Sani mengingatkan agar orang tua cepat tanggap bila ada perubahan perilaku yang signifikan yang biasanya ditunjukkan oleh anak bila tengah menyimpan masalah. Di antaranya konsentrasi dan daya ingat menurun, sensitif, pendiam, gampang panik, tidak bisa tenang dan santai, kelihatan letih, kaku, sering mengeluh capek, agresif verbal, kurang komitmen, tidak tepat waktu, dan sebagainya.


Bila salah satu perubahan tersebut terlihat dalam diri anak, orang tua harus segera mengulurkan tangan untuk membantunya. Langkah pertama yang bisa dilakukan adalah membuka jalur komunikasi. "Tanyakan ada masalah apa, tapi ingat jangan mendesak. Sikap mendesak dan kelewat ingin tahu hanya akan membuat anak makin menutup diri."
- - - -
_TUJUAN TUGAS_. Tolong tulis ulang bagian artikel tentang perubahan perilaku anak di atas, mulai dari "Sani mengingatkan agar" sampai "waktu, dan sebagainya.", dan ganti "orang tua" dengan "guru".
- - - -
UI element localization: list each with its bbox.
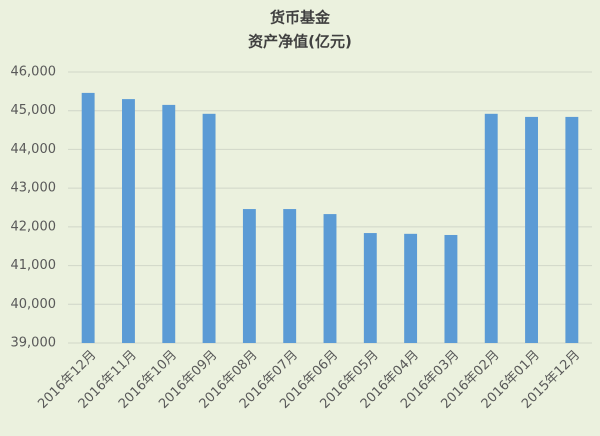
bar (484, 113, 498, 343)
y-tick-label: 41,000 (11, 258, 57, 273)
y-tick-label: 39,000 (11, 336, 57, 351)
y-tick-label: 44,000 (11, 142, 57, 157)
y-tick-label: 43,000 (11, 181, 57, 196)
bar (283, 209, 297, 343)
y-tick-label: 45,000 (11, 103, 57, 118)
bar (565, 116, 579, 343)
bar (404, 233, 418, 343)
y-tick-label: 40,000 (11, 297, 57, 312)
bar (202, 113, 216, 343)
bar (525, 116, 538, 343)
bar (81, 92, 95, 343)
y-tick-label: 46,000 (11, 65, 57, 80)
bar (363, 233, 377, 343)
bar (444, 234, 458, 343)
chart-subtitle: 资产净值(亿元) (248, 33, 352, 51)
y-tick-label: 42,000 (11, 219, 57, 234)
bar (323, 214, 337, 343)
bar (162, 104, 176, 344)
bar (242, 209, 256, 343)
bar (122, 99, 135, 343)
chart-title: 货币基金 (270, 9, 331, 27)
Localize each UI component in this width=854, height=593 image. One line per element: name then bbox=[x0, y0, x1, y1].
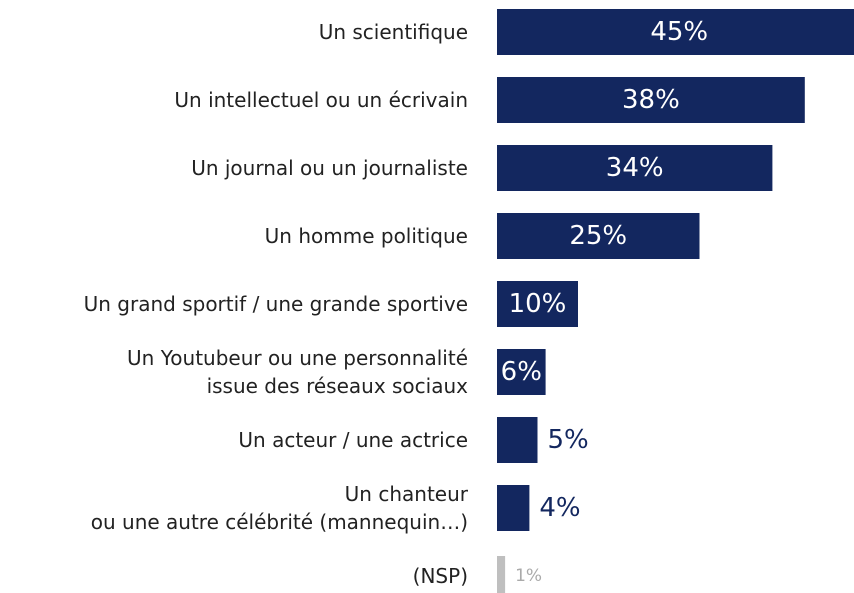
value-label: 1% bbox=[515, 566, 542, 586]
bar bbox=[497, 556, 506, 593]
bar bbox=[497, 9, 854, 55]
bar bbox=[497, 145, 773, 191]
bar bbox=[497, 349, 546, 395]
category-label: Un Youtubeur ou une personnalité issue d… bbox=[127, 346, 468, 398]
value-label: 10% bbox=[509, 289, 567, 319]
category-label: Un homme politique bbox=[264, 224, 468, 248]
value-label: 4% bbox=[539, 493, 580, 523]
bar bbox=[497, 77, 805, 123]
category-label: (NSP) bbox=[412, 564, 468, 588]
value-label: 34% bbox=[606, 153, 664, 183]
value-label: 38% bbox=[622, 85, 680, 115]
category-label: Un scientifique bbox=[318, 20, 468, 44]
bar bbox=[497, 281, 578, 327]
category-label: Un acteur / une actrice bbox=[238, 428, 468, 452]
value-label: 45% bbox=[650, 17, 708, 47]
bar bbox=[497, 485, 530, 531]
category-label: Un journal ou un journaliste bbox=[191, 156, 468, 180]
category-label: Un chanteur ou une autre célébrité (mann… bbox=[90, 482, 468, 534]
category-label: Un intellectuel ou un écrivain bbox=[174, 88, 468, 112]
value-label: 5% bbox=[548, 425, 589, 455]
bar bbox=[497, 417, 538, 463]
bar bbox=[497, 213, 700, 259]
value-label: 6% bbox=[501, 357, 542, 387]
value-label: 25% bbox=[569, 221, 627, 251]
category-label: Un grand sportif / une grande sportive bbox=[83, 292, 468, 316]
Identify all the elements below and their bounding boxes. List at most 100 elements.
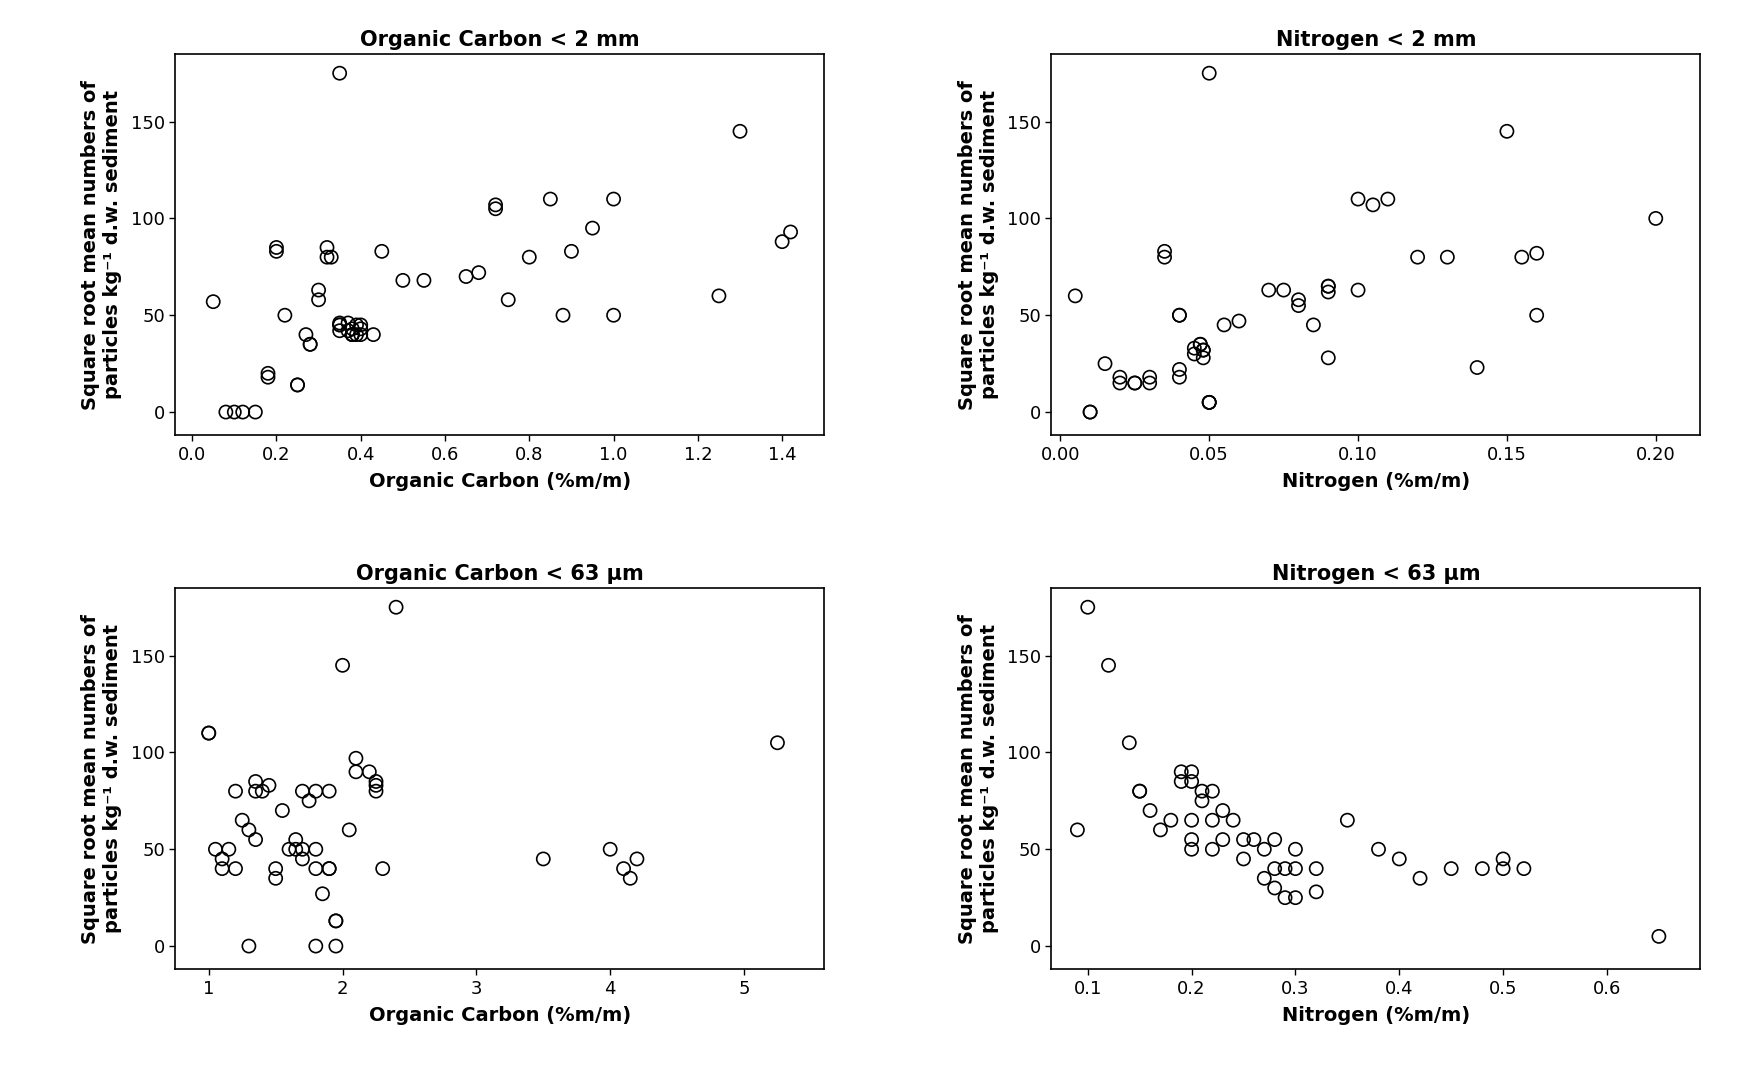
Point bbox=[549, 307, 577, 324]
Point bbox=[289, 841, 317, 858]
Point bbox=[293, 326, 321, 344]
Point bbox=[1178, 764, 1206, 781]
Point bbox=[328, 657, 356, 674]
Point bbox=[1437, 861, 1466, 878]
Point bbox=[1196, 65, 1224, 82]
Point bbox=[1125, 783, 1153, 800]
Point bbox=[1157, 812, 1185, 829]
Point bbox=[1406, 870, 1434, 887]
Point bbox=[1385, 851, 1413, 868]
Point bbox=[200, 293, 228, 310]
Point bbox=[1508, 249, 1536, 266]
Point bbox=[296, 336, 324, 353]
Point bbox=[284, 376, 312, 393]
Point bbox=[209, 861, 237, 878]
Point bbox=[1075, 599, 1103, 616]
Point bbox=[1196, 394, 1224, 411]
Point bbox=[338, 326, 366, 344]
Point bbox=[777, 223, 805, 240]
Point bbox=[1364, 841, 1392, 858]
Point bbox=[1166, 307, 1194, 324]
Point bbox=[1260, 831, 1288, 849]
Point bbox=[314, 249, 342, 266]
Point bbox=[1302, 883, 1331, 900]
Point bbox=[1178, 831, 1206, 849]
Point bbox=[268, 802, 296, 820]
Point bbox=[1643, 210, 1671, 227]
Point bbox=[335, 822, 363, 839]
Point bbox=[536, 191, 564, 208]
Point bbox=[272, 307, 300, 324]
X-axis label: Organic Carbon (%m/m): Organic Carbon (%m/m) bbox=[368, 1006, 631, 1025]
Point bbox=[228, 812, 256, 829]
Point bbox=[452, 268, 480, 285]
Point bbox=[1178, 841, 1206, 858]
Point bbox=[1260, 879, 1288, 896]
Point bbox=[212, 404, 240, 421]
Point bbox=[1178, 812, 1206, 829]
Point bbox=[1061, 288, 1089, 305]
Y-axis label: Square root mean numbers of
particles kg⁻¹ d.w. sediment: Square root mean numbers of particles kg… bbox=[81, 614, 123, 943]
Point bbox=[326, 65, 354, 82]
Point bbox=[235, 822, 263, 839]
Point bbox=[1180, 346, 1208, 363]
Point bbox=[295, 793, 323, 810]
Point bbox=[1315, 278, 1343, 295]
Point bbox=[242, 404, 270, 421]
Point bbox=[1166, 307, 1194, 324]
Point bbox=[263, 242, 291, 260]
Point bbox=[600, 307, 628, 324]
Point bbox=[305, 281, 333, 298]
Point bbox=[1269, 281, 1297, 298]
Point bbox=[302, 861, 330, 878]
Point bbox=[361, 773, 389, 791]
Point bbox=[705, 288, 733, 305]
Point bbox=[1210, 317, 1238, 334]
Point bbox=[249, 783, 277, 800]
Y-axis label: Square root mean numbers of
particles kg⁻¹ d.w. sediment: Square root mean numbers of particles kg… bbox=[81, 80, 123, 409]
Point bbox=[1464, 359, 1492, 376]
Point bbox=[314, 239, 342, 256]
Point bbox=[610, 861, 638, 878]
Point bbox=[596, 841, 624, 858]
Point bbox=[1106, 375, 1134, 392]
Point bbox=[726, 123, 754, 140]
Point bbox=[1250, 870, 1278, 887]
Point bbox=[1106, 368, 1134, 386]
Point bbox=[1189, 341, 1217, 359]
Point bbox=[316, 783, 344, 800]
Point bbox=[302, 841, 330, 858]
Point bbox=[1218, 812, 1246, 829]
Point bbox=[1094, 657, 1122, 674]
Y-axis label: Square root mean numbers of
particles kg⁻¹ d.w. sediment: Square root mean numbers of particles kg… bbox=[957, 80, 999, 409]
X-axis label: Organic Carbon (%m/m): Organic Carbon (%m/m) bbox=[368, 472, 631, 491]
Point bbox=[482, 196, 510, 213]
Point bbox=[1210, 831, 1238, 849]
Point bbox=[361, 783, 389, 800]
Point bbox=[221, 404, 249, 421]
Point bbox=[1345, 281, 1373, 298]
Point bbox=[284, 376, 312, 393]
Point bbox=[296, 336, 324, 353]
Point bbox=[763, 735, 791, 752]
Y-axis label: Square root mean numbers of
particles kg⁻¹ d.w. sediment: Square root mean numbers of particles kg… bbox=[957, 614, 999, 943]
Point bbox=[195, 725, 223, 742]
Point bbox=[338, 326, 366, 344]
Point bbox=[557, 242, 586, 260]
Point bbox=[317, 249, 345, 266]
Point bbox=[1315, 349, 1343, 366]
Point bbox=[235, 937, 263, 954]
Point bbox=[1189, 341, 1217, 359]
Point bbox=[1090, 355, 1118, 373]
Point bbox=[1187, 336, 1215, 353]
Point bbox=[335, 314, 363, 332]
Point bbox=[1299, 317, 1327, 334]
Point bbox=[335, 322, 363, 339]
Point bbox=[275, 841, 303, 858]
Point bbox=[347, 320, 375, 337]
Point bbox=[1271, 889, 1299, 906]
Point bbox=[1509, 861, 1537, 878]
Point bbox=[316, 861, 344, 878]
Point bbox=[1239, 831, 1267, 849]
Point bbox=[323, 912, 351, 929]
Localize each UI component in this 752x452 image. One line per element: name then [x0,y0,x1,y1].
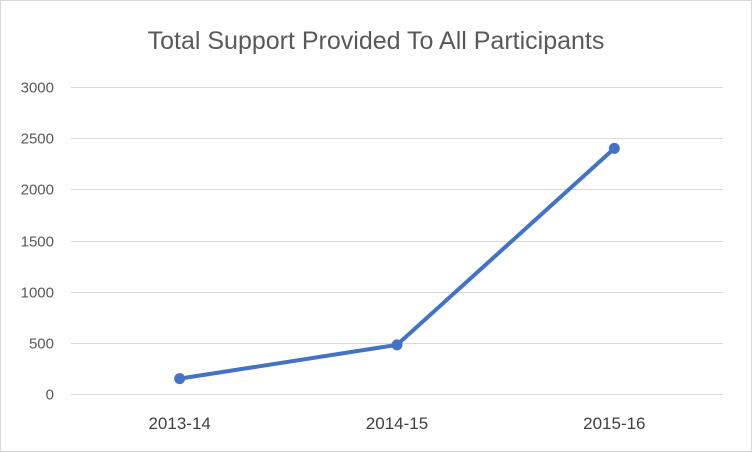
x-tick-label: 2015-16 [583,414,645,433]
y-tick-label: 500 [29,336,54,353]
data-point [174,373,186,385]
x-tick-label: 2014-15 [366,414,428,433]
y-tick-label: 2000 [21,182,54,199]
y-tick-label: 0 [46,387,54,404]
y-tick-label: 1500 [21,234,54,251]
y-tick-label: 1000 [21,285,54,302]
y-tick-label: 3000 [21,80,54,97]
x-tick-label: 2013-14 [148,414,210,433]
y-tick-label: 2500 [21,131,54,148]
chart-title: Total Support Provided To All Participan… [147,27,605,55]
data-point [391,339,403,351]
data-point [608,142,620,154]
- - - -
_HASIL_.
Sani mengingatkan agar guru cepat tanggap bila ada perubahan perilaku yang signifikan yang biasanya ditunjukkan oleh anak bila tengah menyimpan masalah. Di antaranya konsentrasi dan daya ingat menurun, sensitif, pendiam, gampang panik, tidak bisa tenang dan santai, kelihatan letih, kaku, sering mengeluh capek, agresif verbal, kurang komitmen, tidak tepat waktu, dan sebagainya.